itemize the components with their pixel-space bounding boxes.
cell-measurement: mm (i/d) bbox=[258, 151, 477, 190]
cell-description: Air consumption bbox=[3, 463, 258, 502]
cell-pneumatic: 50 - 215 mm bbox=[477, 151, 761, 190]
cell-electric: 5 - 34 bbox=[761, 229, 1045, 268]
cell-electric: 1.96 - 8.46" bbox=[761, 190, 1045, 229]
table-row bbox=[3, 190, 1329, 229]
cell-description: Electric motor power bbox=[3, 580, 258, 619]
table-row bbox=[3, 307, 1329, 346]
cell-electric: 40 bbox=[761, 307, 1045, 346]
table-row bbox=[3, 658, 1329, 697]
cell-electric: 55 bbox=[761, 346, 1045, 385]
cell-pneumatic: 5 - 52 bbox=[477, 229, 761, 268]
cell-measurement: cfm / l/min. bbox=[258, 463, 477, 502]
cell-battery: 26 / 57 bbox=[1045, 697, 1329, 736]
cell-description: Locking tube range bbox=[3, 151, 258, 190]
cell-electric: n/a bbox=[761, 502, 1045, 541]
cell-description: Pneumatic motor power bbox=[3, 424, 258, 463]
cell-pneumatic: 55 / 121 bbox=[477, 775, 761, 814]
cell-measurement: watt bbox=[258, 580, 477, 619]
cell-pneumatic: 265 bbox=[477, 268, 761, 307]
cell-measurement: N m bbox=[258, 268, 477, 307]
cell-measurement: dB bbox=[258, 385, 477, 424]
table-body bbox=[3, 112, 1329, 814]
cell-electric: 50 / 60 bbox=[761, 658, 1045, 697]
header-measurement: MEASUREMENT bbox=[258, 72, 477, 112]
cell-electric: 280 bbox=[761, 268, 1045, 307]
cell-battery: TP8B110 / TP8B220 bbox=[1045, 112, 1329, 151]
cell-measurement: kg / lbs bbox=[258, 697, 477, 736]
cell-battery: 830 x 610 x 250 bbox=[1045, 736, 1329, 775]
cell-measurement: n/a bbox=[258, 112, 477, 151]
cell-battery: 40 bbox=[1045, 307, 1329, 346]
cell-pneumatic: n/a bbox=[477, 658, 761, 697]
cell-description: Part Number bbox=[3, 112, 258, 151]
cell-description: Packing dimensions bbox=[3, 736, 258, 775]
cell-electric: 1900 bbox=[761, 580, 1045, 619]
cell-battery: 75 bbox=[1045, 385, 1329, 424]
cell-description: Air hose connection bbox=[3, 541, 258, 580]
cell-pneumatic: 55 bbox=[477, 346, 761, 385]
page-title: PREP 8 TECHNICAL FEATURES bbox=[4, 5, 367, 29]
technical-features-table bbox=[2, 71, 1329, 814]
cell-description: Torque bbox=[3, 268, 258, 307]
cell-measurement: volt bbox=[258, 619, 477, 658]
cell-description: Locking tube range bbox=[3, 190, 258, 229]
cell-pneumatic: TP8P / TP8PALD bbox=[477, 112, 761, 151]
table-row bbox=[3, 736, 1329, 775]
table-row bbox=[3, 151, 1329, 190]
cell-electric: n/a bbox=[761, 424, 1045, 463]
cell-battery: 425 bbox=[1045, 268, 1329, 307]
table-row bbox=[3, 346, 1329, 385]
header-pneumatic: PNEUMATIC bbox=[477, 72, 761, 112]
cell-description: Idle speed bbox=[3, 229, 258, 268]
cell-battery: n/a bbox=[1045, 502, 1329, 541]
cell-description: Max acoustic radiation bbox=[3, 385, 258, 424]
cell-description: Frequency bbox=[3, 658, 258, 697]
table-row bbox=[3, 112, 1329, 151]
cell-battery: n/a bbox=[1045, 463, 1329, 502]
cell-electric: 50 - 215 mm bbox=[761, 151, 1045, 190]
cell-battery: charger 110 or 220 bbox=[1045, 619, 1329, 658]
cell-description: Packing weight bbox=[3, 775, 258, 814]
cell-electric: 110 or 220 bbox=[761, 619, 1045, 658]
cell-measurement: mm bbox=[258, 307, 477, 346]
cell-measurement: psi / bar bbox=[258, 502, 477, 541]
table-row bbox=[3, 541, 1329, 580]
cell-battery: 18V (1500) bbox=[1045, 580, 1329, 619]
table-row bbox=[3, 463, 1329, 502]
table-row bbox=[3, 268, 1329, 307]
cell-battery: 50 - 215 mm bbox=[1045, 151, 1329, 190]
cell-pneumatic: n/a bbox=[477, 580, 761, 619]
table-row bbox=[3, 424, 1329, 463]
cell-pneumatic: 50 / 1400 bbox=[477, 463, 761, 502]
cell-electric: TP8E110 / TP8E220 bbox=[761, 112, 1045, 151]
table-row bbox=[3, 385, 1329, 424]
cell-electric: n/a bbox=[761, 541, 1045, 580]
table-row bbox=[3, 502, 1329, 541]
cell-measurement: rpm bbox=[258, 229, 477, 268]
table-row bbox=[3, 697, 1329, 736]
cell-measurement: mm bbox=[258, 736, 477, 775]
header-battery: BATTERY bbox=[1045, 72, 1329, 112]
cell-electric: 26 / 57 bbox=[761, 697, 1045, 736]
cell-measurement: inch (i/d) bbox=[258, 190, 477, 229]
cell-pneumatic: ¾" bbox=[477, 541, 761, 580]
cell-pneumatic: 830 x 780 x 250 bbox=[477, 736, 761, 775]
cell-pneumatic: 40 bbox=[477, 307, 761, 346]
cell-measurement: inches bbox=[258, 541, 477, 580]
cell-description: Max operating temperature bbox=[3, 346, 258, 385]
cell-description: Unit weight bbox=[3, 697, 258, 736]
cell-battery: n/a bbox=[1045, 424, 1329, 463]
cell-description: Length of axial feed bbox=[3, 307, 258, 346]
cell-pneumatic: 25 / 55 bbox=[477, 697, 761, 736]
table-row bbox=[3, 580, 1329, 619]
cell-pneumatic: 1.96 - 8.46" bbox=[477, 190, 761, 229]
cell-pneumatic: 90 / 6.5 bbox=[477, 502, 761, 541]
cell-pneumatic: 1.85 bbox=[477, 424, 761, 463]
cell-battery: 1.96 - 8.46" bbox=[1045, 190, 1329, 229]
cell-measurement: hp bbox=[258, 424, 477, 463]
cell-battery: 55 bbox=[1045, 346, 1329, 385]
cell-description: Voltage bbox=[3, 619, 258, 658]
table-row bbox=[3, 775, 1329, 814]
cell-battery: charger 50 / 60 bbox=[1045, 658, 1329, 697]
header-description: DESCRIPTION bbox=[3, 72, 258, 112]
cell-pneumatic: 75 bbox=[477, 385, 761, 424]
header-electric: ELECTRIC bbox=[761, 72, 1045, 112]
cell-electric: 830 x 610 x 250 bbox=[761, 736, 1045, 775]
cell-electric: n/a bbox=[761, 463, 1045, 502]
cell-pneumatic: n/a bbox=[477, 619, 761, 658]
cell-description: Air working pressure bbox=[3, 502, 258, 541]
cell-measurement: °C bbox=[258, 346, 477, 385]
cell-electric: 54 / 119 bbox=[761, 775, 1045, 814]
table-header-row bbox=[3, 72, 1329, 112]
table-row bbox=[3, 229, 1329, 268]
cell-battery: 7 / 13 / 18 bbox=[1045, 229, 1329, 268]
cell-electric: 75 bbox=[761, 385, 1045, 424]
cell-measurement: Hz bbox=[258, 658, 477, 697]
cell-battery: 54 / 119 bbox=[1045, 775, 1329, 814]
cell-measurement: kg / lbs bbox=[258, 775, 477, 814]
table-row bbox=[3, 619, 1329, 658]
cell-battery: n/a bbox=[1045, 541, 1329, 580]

▶ Written request: Report each line of the listing above that contains the word "motor".

▶ Reply:
cell-description: Electric motor power bbox=[3, 580, 258, 619]
cell-description: Pneumatic motor power bbox=[3, 424, 258, 463]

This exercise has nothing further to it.